(Data records)
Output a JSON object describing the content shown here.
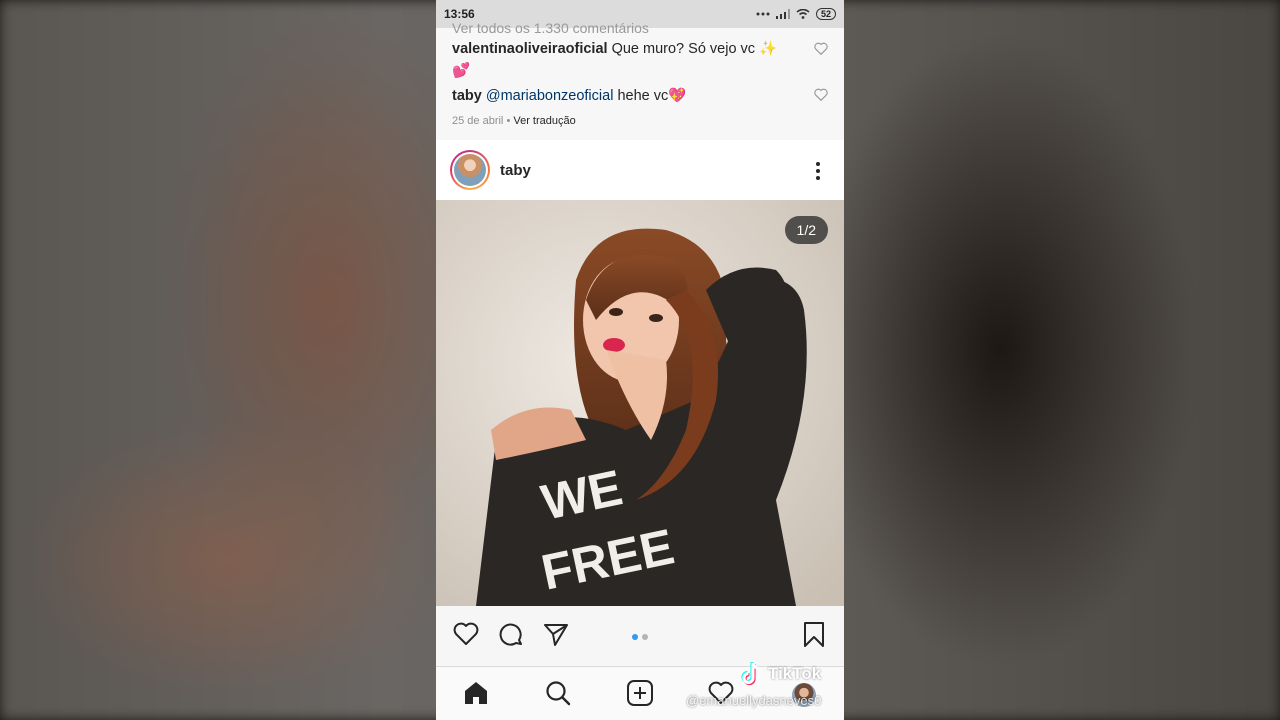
{
  "status_bar": {
    "time": "13:56",
    "battery": "52"
  },
  "comments": {
    "view_all": "Ver todos os 1.330 comentários",
    "items": [
      {
        "user": "valentinaoliveiraoficial",
        "text": "Que muro? Só vejo vc ✨💕"
      },
      {
        "user": "taby",
        "mention": "@mariabonzeoficial",
        "text": "hehe vc💖"
      }
    ],
    "date": "25 de abril",
    "separator": "•",
    "translate": "Ver tradução"
  },
  "post": {
    "username": "taby",
    "counter": "1/2",
    "shirt_text_1": "WE",
    "shirt_text_2": "FREE"
  },
  "watermark": {
    "brand": "TikTok",
    "user": "@emanuellydasneves0"
  },
  "icons": [
    "heart-icon",
    "comment-icon",
    "share-icon",
    "bookmark-icon",
    "home-icon",
    "search-icon",
    "add-post-icon",
    "activity-icon",
    "more-icon"
  ],
  "colors": {
    "accent": "#3897f0",
    "mention": "#003569",
    "text": "#262626",
    "muted": "#8e8e8e"
  }
}
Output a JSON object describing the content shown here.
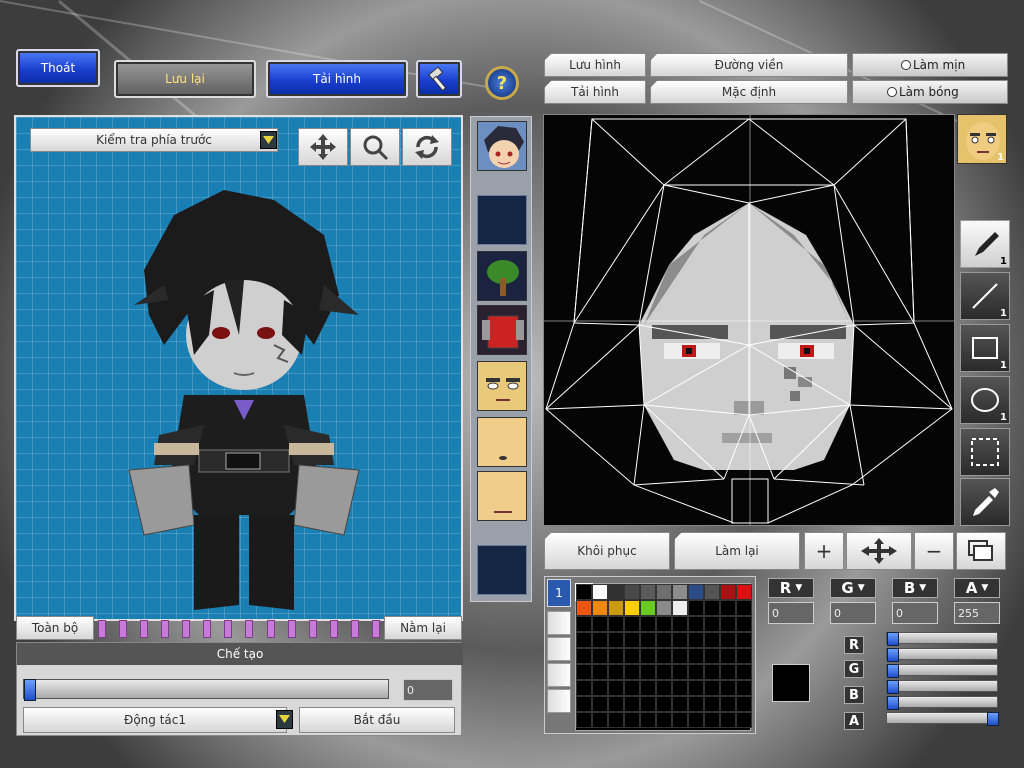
{
  "topbar": {
    "exit_label": "Thoát",
    "save_label": "Lưu lại",
    "reload_label": "Tải hình"
  },
  "left_panel": {
    "view_select": "Kiểm tra phía trước",
    "reset_all_label": "Toàn bộ",
    "lie_down_label": "Nằm lại",
    "create_title": "Chế tạo",
    "progress_value": "0",
    "progress_fraction": 0,
    "action_select": "Động tác1",
    "start_label": "Bắt đầu"
  },
  "editor": {
    "save_tab": "Lưu hình",
    "load_tab": "Tải hình",
    "outline_tab": "Đường viền",
    "default_tab": "Mặc định",
    "smooth_label": "Làm mịn",
    "shadow_label": "Làm bóng",
    "restore_label": "Khôi phục",
    "redo_label": "Làm lại"
  },
  "tools": [
    {
      "name": "pen",
      "count": "1"
    },
    {
      "name": "line",
      "count": "1"
    },
    {
      "name": "rect",
      "count": "1"
    },
    {
      "name": "ellipse",
      "count": "1"
    },
    {
      "name": "select",
      "count": ""
    },
    {
      "name": "dropper",
      "count": ""
    }
  ],
  "face_badge": "1",
  "palette_tab": "1",
  "palette_colors": [
    "#000000",
    "#ffffff",
    "#303030",
    "#484848",
    "#5a5a5a",
    "#6e6e6e",
    "#8c8c8c",
    "#2a4a8a",
    "#555555",
    "#aa1111",
    "#dd1111",
    "#ee5511",
    "#ee8811",
    "#cc9911",
    "#ffcc00",
    "#66cc22",
    "#8a8a8a",
    "#eeeeee"
  ],
  "color_channels": {
    "r": {
      "label": "R",
      "value": "0",
      "fraction": 0
    },
    "g": {
      "label": "G",
      "value": "0",
      "fraction": 0
    },
    "b": {
      "label": "B",
      "value": "0",
      "fraction": 0
    },
    "a": {
      "label": "A",
      "value": "255",
      "fraction": 1
    }
  },
  "current_color": "#000000",
  "accent": "#1a7fb2"
}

# Goal
Leave out the pictures and transcribe the entries above exactly.

# Response
Output a JSON object describing the content shown here.
{
  "status_bar": {
    "time": "13:56",
    "battery": "52"
  },
  "comments": {
    "view_all": "Ver todos os 1.330 comentários",
    "items": [
      {
        "user": "valentinaoliveiraoficial",
        "text": "Que muro? Só vejo vc ✨💕"
      },
      {
        "user": "taby",
        "mention": "@mariabonzeoficial",
        "text": "hehe vc💖"
      }
    ],
    "date": "25 de abril",
    "separator": "•",
    "translate": "Ver tradução"
  },
  "post": {
    "username": "taby",
    "counter": "1/2",
    "shirt_text_1": "WE",
    "shirt_text_2": "FREE"
  },
  "watermark": {
    "brand": "TikTok",
    "user": "@emanuellydasneves0"
  },
  "icons": [
    "heart-icon",
    "comment-icon",
    "share-icon",
    "bookmark-icon",
    "home-icon",
    "search-icon",
    "add-post-icon",
    "activity-icon",
    "more-icon"
  ],
  "colors": {
    "accent": "#3897f0",
    "mention": "#003569",
    "text": "#262626",
    "muted": "#8e8e8e"
  }
}
Output a JSON object describing the content shown here.
{
  "topbar": {
    "exit_label": "Thoát",
    "save_label": "Lưu lại",
    "reload_label": "Tải hình"
  },
  "left_panel": {
    "view_select": "Kiểm tra phía trước",
    "reset_all_label": "Toàn bộ",
    "lie_down_label": "Nằm lại",
    "create_title": "Chế tạo",
    "progress_value": "0",
    "progress_fraction": 0,
    "action_select": "Động tác1",
    "start_label": "Bắt đầu"
  },
  "editor": {
    "save_tab": "Lưu hình",
    "load_tab": "Tải hình",
    "outline_tab": "Đường viền",
    "default_tab": "Mặc định",
    "smooth_label": "Làm mịn",
    "shadow_label": "Làm bóng",
    "restore_label": "Khôi phục",
    "redo_label": "Làm lại"
  },
  "tools": [
    {
      "name": "pen",
      "count": "1"
    },
    {
      "name": "line",
      "count": "1"
    },
    {
      "name": "rect",
      "count": "1"
    },
    {
      "name": "ellipse",
      "count": "1"
    },
    {
      "name": "select",
      "count": ""
    },
    {
      "name": "dropper",
      "count": ""
    }
  ],
  "face_badge": "1",
  "palette_tab": "1",
  "palette_colors": [
    "#000000",
    "#ffffff",
    "#303030",
    "#484848",
    "#5a5a5a",
    "#6e6e6e",
    "#8c8c8c",
    "#2a4a8a",
    "#555555",
    "#aa1111",
    "#dd1111",
    "#ee5511",
    "#ee8811",
    "#cc9911",
    "#ffcc00",
    "#66cc22",
    "#8a8a8a",
    "#eeeeee"
  ],
  "color_channels": {
    "r": {
      "label": "R",
      "value": "0",
      "fraction": 0
    },
    "g": {
      "label": "G",
      "value": "0",
      "fraction": 0
    },
    "b": {
      "label": "B",
      "value": "0",
      "fraction": 0
    },
    "a": {
      "label": "A",
      "value": "255",
      "fraction": 1
    }
  },
  "current_color": "#000000",
  "accent": "#1a7fb2"
}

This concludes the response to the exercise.